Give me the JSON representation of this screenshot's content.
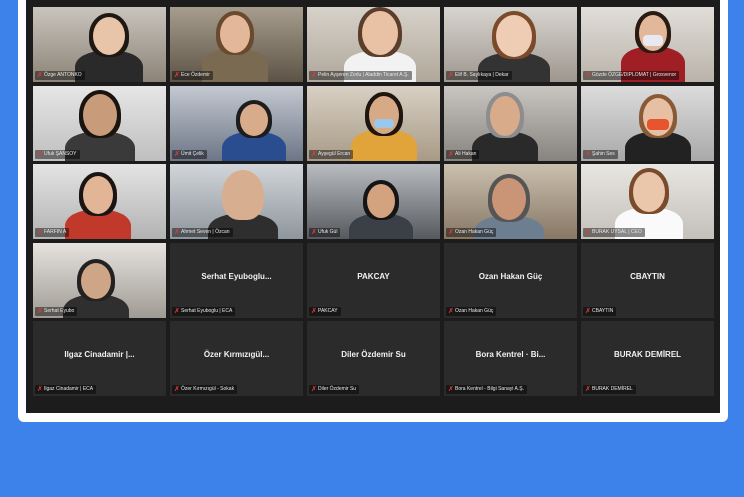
{
  "meeting": {
    "colors": {
      "page_background": "#3d82ea",
      "window": "#ffffff",
      "grid_background": "#1c1c1c",
      "tile_background": "#2b2b2b",
      "active_speaker_border": "#8fd14f",
      "muted_mic": "#e53935"
    },
    "video_tiles": [
      {
        "label": "Özge ANTONKO"
      },
      {
        "label": "Ece Özdemir"
      },
      {
        "label": "Pelin Ayşeren Zorlu | Aladdin Ticaret A.Ş."
      },
      {
        "label": "Elif B. Saylıkaya | Dekar"
      },
      {
        "label": "Gözde ÖZGE/DIPLOMAT | Grosvenor"
      },
      {
        "label": "Ufuk ŞANSOY"
      },
      {
        "label": "Ümit Çelik"
      },
      {
        "label": "Ayşegül Ercan"
      },
      {
        "label": "Ali Hakan"
      },
      {
        "label": "Şahin Ses"
      },
      {
        "label": "FARFIN A"
      },
      {
        "label": "Ahmet Seven | Özcan"
      },
      {
        "label": "Ufuk Gül"
      },
      {
        "label": "Ozan Hakan Güç"
      },
      {
        "label": "BURAK UYSAL | CEO"
      },
      {
        "label": "Serhat Eyubo"
      }
    ],
    "name_tiles": [
      {
        "name": "Serhat Eyuboglu...",
        "label": "Serhat Eyuboglu | ECA"
      },
      {
        "name": "PAKCAY",
        "label": "PAKCAY"
      },
      {
        "name": "Ozan Hakan Güç",
        "label": "Ozan Hakan Güç"
      },
      {
        "name": "CBAYTIN",
        "label": "CBAYTIN"
      },
      {
        "name": "Ilgaz Cinadamir |...",
        "label": "Ilgaz Cinadamir | ECA"
      },
      {
        "name": "Özer Kırmızıgül...",
        "label": "Özer Kırmızıgül - Sokak"
      },
      {
        "name": "Diler Özdemir Su",
        "label": "Diler Özdemir Su"
      },
      {
        "name": "Bora Kentrel · Bi...",
        "label": "Bora Kentrel - Bilgi Sanayi A.Ş."
      },
      {
        "name": "BURAK DEMİREL",
        "label": "BURAK DEMİREL"
      }
    ]
  }
}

**THE PROBLEM**
Go through the entries and return each line where the word "Hakan" appears.

**ANSWER TO THIS PROBLEM**
        "label": "Ali Hakan"
        "label": "Ozan Hakan Güç"
        "name": "Ozan Hakan Güç",
        "label": "Ozan Hakan Güç"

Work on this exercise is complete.